▶ **WHAT THE EXERCISE ASKS**:
Your task is to return the span of lines beginning at the one with "What's the underlying" and ending at the last line of the data, exactly as it stands.

▶ **Dataset rows about figures**:
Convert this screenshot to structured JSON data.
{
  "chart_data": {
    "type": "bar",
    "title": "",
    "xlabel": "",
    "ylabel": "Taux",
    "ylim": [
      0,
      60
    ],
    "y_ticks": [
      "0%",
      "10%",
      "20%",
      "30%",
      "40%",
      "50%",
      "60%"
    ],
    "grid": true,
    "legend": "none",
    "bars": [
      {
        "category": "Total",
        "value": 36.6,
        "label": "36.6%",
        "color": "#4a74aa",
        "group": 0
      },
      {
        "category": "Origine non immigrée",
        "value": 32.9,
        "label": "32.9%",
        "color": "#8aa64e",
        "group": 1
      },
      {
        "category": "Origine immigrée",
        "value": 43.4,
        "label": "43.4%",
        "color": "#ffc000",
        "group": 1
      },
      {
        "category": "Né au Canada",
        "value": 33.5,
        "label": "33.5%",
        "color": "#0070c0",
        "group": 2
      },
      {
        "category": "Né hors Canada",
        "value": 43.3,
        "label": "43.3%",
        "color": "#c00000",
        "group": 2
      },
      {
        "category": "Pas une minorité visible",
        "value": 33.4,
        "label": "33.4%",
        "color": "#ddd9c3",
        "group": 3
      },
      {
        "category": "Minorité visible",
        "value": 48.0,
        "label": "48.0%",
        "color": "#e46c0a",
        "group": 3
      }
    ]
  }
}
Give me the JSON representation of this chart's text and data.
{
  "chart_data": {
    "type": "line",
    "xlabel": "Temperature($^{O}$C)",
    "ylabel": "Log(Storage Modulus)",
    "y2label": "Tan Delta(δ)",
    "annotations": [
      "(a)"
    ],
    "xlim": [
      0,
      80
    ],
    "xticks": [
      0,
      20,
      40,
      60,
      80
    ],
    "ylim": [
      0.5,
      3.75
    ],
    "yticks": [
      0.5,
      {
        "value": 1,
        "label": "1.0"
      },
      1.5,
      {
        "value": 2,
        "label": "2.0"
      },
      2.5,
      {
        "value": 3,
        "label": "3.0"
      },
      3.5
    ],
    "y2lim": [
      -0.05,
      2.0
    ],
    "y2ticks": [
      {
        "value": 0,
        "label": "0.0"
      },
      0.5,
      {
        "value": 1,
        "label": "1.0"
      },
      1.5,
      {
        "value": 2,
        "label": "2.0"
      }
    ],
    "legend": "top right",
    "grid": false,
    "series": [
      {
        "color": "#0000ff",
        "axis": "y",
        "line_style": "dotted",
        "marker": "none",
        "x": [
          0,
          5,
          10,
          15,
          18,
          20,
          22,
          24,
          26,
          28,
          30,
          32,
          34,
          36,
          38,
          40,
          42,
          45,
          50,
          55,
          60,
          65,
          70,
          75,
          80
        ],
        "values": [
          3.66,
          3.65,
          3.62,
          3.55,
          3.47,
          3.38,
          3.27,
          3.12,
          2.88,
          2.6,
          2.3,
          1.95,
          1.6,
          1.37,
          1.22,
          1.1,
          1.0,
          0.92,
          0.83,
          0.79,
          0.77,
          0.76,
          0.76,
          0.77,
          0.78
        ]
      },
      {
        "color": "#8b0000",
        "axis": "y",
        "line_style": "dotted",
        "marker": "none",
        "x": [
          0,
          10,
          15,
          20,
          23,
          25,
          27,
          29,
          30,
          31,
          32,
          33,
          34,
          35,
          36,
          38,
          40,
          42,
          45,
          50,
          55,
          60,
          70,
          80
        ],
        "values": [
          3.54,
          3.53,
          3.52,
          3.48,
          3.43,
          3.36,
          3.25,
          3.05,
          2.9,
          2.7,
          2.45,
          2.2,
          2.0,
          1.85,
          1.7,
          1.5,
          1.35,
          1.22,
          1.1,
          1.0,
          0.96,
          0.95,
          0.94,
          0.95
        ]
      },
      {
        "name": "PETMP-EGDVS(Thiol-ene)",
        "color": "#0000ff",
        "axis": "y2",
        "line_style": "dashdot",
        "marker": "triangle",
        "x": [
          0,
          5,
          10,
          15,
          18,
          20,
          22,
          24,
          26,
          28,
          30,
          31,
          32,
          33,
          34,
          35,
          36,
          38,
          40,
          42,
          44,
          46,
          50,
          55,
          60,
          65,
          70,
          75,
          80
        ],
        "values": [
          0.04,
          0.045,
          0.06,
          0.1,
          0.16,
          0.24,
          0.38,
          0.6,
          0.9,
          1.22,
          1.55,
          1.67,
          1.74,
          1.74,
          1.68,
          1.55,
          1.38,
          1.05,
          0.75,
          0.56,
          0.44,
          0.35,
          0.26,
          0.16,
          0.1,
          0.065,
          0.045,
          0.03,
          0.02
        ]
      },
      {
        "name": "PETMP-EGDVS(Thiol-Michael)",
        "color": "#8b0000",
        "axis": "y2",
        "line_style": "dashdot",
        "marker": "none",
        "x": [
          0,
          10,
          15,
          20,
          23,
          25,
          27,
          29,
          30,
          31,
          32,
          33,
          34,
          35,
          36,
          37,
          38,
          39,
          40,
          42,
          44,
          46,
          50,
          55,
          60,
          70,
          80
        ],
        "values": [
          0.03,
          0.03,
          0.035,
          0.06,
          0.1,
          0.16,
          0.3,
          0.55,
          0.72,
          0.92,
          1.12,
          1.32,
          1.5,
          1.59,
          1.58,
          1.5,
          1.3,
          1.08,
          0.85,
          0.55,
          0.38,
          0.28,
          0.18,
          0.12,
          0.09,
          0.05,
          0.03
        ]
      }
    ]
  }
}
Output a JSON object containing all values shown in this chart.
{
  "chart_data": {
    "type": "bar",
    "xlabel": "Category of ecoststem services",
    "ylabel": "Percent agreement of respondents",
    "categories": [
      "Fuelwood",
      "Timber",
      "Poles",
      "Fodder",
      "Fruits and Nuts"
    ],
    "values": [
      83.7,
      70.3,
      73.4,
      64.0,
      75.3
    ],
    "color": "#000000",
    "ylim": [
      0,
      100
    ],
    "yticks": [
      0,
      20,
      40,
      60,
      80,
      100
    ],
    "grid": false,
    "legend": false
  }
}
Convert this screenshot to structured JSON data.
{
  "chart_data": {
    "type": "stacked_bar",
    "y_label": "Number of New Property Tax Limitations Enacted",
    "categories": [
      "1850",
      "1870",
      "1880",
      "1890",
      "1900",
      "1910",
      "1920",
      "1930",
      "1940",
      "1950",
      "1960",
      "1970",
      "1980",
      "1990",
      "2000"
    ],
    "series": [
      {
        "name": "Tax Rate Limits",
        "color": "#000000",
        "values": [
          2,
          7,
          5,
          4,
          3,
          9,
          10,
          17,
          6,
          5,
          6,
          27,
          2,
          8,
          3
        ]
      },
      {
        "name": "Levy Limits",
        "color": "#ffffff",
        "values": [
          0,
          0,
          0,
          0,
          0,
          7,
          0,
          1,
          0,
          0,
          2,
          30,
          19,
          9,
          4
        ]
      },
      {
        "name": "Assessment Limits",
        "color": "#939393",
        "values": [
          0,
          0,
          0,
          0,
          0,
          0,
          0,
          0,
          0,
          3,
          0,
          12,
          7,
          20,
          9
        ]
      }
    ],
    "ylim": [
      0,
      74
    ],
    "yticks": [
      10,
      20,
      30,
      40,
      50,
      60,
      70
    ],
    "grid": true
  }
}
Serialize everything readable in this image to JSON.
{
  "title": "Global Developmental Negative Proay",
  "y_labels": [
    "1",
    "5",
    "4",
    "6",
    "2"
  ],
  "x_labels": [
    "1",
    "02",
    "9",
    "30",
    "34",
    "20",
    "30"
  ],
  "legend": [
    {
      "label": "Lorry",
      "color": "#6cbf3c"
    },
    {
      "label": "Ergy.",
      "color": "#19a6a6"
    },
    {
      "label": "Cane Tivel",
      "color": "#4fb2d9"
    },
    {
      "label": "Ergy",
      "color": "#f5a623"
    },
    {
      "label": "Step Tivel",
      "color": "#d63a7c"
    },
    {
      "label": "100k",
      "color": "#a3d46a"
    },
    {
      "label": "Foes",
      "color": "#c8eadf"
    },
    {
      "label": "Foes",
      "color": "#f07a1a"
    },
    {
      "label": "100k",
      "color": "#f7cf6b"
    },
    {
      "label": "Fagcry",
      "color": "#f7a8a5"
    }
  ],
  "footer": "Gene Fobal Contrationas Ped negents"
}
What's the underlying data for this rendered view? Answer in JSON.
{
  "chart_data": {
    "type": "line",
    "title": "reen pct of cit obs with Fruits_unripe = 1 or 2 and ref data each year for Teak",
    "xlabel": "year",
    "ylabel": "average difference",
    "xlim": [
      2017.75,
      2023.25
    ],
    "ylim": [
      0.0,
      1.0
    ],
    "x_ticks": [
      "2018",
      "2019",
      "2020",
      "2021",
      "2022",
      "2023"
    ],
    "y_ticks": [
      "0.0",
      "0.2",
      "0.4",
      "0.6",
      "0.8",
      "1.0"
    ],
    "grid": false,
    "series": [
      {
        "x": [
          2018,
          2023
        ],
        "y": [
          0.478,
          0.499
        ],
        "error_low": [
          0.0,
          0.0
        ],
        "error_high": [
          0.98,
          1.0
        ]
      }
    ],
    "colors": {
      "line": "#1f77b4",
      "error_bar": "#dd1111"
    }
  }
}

▶ **SOLUTION TO THIS PROBLEM**:
What's the underlying data for this rendered view? Answer in JSON.
{
  "chart_data": {
    "type": "line",
    "title": "reen pct of cit obs with Fruits_unripe = 1 or 2 and ref data each year for Teak",
    "xlabel": "year",
    "ylabel": "average difference",
    "xlim": [
      2017.75,
      2023.25
    ],
    "ylim": [
      0.0,
      1.0
    ],
    "x_ticks": [
      "2018",
      "2019",
      "2020",
      "2021",
      "2022",
      "2023"
    ],
    "y_ticks": [
      "0.0",
      "0.2",
      "0.4",
      "0.6",
      "0.8",
      "1.0"
    ],
    "grid": false,
    "series": [
      {
        "x": [
          2018,
          2023
        ],
        "y": [
          0.478,
          0.499
        ],
        "error_low": [
          0.0,
          0.0
        ],
        "error_high": [
          0.98,
          1.0
        ]
      }
    ],
    "colors": {
      "line": "#1f77b4",
      "error_bar": "#dd1111"
    }
  }
}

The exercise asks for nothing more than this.